▶ _Description of the task_
Look below and pull out each line with the word "public".

-.-.-

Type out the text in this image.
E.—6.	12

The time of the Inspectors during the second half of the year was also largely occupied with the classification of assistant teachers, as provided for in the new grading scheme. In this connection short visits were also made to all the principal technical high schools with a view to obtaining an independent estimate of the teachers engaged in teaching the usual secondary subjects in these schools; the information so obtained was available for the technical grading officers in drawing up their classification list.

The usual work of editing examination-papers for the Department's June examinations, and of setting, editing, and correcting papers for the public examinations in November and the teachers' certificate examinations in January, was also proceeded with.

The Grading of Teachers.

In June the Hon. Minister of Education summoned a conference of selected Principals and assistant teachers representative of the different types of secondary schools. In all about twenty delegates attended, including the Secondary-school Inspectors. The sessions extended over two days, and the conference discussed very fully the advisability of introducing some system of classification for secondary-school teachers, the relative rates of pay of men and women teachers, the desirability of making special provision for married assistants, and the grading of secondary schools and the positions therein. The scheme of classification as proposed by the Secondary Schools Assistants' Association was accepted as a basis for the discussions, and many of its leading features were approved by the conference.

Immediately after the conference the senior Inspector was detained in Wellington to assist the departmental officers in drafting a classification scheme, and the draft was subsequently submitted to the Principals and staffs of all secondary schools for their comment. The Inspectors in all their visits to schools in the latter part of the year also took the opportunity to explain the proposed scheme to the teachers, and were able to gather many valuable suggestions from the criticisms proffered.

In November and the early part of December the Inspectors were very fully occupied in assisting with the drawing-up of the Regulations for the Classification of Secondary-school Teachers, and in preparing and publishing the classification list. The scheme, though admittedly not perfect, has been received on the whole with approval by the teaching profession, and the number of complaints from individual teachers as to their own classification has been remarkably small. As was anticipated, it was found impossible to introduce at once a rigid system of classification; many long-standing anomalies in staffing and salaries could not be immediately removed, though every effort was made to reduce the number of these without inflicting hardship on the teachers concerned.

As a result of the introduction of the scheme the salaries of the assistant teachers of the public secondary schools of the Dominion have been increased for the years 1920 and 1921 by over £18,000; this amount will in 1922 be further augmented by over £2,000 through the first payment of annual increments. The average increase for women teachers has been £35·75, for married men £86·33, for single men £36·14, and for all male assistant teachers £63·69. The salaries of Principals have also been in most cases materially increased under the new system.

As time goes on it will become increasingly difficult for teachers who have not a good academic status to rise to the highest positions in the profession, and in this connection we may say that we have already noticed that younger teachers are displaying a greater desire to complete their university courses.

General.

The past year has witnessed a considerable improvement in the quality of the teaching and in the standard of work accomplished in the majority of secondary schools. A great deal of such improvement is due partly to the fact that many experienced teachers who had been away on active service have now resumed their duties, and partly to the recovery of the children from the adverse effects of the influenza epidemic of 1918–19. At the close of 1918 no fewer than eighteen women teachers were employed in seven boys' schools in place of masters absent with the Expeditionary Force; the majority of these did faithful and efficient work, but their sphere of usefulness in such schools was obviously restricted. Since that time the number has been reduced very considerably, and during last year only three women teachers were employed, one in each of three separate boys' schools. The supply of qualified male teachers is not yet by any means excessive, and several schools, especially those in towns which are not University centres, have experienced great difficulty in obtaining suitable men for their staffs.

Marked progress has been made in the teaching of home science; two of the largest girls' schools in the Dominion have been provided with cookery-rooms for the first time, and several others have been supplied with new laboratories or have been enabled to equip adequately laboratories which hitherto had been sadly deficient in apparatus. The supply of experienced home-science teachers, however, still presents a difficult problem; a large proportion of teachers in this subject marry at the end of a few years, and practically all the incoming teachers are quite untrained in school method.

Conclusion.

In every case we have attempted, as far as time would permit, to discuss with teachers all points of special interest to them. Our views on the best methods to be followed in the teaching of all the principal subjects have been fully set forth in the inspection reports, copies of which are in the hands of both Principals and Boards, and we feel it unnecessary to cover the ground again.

-.-.-

▶ _Complete answer_
The usual work of editing examination-papers for the Department's June examinations, and of setting, editing, and correcting papers for the public examinations in November and the teachers' certificate examinations in January, was also proceeded with.
As a result of the introduction of the scheme the salaries of the assistant teachers of the public secondary schools of the Dominion have been increased for the years 1920 and 1921 by over £18,000; this amount will in 1922 be further augmented by over £2,000 through the first payment of annual increments. The average increase for women teachers has been £35·75, for married men £86·33, for single men £36·14, and for all male assistant teachers £63·69. The salaries of Principals have also been in most cases materially increased under the new system.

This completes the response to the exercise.